==== Provided records ====

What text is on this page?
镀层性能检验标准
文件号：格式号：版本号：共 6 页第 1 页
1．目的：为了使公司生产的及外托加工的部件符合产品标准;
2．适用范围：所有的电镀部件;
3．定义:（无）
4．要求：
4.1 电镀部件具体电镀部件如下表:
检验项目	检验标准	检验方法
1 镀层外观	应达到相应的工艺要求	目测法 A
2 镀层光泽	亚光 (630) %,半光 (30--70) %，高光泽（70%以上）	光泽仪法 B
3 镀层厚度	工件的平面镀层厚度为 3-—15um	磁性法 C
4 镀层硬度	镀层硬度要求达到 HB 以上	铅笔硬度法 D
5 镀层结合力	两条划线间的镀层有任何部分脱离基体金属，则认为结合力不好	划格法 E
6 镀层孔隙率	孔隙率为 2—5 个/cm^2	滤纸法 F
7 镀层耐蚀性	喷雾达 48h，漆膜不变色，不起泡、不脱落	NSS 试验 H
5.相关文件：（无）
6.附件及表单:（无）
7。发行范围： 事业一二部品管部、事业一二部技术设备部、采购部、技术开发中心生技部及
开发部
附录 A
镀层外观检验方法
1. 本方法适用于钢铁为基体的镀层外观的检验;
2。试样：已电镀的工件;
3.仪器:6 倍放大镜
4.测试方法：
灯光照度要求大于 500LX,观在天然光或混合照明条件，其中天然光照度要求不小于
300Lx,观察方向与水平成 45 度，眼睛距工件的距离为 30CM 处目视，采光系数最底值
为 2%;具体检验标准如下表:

====

Print the complete listing again, exactly as it stands.

What text is on this page?
镀层性能检验标准
文件号：格式号：版本号：共 6 页第 1 页
1．目的：为了使公司生产的及外托加工的部件符合产品标准;
2．适用范围：所有的电镀部件;
3．定义:（无）
4．要求：
4.1 电镀部件具体电镀部件如下表:
检验项目	检验标准	检验方法
1 镀层外观	应达到相应的工艺要求	目测法 A
2 镀层光泽	亚光 (630) %,半光 (30--70) %，高光泽（70%以上）	光泽仪法 B
3 镀层厚度	工件的平面镀层厚度为 3-—15um	磁性法 C
4 镀层硬度	镀层硬度要求达到 HB 以上	铅笔硬度法 D
5 镀层结合力	两条划线间的镀层有任何部分脱离基体金属，则认为结合力不好	划格法 E
6 镀层孔隙率	孔隙率为 2—5 个/cm^2	滤纸法 F
7 镀层耐蚀性	喷雾达 48h，漆膜不变色，不起泡、不脱落	NSS 试验 H
5.相关文件：（无）
6.附件及表单:（无）
7。发行范围： 事业一二部品管部、事业一二部技术设备部、采购部、技术开发中心生技部及
开发部
附录 A
镀层外观检验方法
1. 本方法适用于钢铁为基体的镀层外观的检验;
2。试样：已电镀的工件;
3.仪器:6 倍放大镜
4.测试方法：
灯光照度要求大于 500LX,观在天然光或混合照明条件，其中天然光照度要求不小于
300Lx,观察方向与水平成 45 度，眼睛距工件的距离为 30CM 处目视，采光系数最底值
为 2%;具体检验标准如下表:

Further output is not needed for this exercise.